╭─ DATA SHOWN
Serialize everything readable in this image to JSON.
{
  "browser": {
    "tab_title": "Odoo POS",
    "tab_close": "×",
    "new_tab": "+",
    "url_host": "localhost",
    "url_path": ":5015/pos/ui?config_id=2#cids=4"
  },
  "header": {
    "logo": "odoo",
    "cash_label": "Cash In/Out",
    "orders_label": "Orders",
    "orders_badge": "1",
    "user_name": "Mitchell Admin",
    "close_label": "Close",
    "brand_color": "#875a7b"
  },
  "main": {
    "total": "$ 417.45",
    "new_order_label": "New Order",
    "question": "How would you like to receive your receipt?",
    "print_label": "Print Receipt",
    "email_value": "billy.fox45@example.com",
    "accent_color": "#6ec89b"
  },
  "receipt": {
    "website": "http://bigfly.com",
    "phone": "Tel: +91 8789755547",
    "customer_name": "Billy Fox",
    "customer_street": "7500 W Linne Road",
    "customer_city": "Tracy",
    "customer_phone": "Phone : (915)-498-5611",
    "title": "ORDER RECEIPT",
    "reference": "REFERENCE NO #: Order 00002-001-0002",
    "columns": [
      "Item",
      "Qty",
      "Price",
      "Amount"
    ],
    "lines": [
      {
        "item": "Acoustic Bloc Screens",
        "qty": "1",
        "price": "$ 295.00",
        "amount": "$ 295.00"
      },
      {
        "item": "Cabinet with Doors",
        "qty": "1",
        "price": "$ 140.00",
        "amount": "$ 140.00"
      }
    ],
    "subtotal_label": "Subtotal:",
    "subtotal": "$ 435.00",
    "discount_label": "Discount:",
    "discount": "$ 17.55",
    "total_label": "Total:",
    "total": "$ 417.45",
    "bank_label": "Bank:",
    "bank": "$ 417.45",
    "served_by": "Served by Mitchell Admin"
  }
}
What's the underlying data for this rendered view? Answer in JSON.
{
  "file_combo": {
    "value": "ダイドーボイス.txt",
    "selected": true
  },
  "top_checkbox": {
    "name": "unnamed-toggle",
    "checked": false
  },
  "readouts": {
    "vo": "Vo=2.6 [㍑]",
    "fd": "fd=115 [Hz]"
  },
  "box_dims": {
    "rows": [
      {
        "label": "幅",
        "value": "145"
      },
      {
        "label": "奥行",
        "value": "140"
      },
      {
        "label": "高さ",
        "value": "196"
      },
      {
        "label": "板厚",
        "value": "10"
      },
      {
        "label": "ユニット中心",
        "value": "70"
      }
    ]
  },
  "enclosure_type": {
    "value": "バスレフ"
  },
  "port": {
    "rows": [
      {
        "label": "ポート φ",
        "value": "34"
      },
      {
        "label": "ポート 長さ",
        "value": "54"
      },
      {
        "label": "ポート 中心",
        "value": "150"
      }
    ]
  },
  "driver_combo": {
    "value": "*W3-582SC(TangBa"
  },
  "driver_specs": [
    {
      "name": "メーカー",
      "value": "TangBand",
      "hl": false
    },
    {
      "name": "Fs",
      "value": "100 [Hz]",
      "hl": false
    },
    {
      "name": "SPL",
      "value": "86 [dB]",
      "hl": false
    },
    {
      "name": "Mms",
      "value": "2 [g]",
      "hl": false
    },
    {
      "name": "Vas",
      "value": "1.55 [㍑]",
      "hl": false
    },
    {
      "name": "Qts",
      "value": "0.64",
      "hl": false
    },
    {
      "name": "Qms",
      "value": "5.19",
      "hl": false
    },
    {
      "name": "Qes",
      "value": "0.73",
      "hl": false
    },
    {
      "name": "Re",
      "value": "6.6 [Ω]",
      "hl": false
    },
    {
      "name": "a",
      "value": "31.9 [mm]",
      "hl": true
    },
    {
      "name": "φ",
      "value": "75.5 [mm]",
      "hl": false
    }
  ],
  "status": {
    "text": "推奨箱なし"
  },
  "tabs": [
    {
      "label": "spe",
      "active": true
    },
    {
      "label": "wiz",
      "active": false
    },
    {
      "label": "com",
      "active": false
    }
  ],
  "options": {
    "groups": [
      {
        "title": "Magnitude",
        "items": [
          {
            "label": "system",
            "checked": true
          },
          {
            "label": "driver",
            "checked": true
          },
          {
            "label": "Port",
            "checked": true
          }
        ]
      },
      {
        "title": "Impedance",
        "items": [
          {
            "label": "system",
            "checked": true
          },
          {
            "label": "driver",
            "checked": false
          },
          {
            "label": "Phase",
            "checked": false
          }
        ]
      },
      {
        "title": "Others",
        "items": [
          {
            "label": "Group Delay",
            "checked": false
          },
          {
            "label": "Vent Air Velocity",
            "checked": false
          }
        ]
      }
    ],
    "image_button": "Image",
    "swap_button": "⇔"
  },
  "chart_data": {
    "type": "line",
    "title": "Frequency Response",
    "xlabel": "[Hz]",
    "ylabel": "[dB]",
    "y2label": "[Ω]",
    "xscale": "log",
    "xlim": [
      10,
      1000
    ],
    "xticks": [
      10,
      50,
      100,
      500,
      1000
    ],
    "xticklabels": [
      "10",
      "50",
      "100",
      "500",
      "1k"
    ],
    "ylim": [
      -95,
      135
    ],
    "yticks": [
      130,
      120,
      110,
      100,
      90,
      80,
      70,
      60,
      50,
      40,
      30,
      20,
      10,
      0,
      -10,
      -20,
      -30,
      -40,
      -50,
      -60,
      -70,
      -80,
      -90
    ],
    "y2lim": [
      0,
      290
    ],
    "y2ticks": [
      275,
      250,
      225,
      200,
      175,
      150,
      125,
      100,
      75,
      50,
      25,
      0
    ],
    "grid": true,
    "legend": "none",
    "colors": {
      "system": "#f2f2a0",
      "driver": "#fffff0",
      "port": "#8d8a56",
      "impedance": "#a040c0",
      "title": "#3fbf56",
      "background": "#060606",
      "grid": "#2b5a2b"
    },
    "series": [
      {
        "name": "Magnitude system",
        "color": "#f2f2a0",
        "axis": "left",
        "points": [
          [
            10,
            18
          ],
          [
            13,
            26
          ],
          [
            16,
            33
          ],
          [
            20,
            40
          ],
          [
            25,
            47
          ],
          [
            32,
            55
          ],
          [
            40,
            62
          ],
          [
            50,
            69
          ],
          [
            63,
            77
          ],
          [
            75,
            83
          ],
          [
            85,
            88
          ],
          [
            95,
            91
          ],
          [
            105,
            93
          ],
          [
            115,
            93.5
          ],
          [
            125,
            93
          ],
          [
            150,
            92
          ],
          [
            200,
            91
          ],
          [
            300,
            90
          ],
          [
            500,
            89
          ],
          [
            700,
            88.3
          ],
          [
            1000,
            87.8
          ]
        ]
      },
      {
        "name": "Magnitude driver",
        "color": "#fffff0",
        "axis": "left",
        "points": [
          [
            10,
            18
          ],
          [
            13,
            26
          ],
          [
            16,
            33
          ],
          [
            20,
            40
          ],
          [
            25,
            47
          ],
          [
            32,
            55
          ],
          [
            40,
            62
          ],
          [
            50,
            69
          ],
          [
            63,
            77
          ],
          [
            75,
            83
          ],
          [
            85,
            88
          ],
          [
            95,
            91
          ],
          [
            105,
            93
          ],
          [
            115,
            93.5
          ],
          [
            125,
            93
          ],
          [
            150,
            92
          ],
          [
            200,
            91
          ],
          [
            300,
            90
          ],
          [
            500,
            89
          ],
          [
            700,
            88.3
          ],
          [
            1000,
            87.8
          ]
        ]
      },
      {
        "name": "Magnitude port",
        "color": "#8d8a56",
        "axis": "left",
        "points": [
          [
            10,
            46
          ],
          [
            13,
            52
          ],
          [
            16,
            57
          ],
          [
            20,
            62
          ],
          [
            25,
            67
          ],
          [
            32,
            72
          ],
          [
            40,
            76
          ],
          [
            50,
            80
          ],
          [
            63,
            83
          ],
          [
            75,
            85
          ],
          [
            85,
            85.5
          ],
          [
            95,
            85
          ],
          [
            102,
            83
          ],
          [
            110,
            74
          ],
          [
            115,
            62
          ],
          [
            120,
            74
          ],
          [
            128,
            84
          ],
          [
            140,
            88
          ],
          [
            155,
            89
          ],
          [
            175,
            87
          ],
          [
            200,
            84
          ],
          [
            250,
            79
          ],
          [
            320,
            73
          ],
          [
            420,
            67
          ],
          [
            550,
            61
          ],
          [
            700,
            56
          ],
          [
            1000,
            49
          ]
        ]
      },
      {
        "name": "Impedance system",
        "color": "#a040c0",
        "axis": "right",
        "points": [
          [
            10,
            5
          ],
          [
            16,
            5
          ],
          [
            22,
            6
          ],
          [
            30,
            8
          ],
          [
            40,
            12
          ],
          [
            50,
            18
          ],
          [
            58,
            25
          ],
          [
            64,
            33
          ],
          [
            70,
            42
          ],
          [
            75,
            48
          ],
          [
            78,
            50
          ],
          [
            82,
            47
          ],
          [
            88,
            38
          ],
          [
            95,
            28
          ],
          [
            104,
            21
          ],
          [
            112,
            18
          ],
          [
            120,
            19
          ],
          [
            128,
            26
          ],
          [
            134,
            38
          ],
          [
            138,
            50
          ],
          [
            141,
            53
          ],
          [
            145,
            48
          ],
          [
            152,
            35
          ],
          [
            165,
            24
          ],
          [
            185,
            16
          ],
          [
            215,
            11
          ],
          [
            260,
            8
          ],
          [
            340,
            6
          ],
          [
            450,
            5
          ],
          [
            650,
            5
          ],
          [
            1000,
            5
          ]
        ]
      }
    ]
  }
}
╰─
_JOB:_
Choose all lines containing the string "Admin" and copy them out.

_SOLUTION FOR THIS PROBLEM:_
    "user_name": "Mitchell Admin",
    "served_by": "Served by Mitchell Admin"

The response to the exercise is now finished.